任务说明 ::
依据下方关于好整数计数的题目文本作答：
(a) 示例 2 中 n = 1, k = 4 时，输出是多少？
(b) 约束条件给出的 k 的取值范围是什么？
(c) 对于 n 位回文数，关键观察指出只需要枚举哪几位数字？

原文 ::
Hard

题目描述

给你两个正整数 nk

如果一个整数 x 满足以下条件,则称其为 k-回文整数:

  • x 是回文数
  • x 能被 k 整除

如果一个整数的各位数字可以重新排列形成一个 k-回文整数,则称该整数为好整数。例如,当 k = 2 时,2020 可以重新排列为 k-回文整数 2002,而 1010 无法重新排列形成 k-回文整数。

返回包含 n 位数字的好整数的数量。

注意,任何整数在重新排列前后都不能有前导零。例如,1010 不能重新排列为 101

示例 1:

输入: n = 3, k = 5
输出: 27
解释:
一些好整数包括:
- 551,因为它可以重新排列为 515
- 525,因为它本身就是 k-回文数

示例 2:

输入: n = 1, k = 4
输出: 2
解释:
两个好整数是 4 和 8

示例 3:

输入: n = 5, k = 6
输出: 2468

约束条件:

  • 1 <= n <= 10
  • 1 <= k <= 9

解题思路

这是一道涉及回文数、排列组合和数论的复杂题目。

核心思路是:一个数字是"好整数"当且仅当它的数字可以重新排列形成一个能被k整除的回文数。我们需要:

  1. 生成所有可能的k-回文数:枚举所有n位的回文数,筛选出能被k整除的
  2. 统计数字频率:对于每个k-回文数,统计各数字的出现频次
  3. 计算排列数:对于每种数字频次组合,计算有多少种不同的排列(避免前导零)
  4. 去重:相同数字频次组合只计算一次

关键观察:

  • 回文数只需要确定前半部分,后半部分可以镜像得到
  • 对于n位回文数,只需要枚举前⌈n/2⌉位数字
  • 使用多重集合排列公式计算排列数:n!/(n₁!×n₂!×…×nₖ!)
  • 需要特别处理前导零的情况

算法步骤:

  1. 生成所有n位的k-回文数的数字频次模式
  2. 对每种频次模式,计算对应的排列数(排除前导零)

数据集中的条目:
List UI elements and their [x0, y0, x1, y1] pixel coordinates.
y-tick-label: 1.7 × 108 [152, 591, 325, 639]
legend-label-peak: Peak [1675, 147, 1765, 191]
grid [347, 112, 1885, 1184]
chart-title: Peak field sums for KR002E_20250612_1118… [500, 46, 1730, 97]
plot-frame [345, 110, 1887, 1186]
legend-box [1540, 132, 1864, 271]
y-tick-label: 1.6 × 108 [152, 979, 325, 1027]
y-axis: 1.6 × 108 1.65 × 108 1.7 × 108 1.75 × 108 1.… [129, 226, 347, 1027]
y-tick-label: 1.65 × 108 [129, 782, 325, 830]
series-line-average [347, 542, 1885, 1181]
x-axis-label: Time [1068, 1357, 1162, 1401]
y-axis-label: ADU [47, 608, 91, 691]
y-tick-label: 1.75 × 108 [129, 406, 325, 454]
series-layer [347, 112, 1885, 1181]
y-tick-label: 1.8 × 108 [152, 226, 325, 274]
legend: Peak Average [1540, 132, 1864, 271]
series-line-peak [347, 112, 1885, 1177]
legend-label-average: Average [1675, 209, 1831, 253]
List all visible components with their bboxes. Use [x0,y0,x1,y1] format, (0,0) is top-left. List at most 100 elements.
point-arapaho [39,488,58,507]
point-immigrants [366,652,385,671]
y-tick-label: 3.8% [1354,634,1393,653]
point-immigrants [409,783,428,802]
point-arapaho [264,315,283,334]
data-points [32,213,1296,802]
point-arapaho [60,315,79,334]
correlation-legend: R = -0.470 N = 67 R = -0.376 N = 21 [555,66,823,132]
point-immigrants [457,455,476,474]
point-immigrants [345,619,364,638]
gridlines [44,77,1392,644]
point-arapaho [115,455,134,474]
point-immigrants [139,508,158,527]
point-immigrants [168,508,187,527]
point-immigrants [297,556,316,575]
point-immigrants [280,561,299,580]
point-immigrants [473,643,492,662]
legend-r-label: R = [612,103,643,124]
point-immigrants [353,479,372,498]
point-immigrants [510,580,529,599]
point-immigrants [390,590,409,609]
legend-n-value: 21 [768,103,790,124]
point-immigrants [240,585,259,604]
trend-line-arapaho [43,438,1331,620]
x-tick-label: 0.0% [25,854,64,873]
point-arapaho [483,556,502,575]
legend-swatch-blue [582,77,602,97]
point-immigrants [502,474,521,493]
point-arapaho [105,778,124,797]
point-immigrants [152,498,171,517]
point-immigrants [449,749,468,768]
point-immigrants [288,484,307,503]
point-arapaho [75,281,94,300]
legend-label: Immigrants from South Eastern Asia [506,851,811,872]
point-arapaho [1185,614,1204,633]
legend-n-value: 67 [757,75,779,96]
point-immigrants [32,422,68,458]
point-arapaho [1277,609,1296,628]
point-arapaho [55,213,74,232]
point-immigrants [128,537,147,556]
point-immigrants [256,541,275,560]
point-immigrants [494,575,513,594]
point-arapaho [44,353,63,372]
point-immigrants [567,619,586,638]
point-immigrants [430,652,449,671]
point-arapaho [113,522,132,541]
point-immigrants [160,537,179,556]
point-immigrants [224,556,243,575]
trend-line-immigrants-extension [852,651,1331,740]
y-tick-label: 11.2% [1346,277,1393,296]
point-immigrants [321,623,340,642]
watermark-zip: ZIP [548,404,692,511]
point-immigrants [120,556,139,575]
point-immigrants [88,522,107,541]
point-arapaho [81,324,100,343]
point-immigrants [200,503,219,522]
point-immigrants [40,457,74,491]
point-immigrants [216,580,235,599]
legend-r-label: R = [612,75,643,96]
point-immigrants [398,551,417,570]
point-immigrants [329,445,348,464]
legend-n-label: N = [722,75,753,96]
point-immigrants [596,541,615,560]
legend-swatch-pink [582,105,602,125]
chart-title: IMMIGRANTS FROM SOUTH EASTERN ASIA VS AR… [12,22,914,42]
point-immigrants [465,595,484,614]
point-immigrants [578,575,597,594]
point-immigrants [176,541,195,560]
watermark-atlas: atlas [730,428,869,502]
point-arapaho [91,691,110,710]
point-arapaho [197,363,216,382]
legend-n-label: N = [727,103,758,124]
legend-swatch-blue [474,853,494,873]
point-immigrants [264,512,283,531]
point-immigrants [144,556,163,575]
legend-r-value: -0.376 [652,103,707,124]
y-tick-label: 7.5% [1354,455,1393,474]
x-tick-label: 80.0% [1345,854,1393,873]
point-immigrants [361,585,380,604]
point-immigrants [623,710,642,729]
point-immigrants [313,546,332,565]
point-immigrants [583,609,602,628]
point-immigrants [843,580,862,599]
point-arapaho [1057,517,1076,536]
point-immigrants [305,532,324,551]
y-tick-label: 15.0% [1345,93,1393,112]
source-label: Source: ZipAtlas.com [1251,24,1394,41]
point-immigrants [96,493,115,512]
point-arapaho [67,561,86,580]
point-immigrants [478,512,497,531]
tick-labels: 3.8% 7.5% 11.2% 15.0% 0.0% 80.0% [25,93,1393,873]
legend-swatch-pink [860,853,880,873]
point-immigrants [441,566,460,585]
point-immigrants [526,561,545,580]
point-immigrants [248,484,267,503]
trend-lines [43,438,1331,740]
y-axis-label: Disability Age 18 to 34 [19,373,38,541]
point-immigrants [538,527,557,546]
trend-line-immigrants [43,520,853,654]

参考答案 ::
(a) 2
(b) 1 <= k <= 9
(c) 前⌈n/2⌉位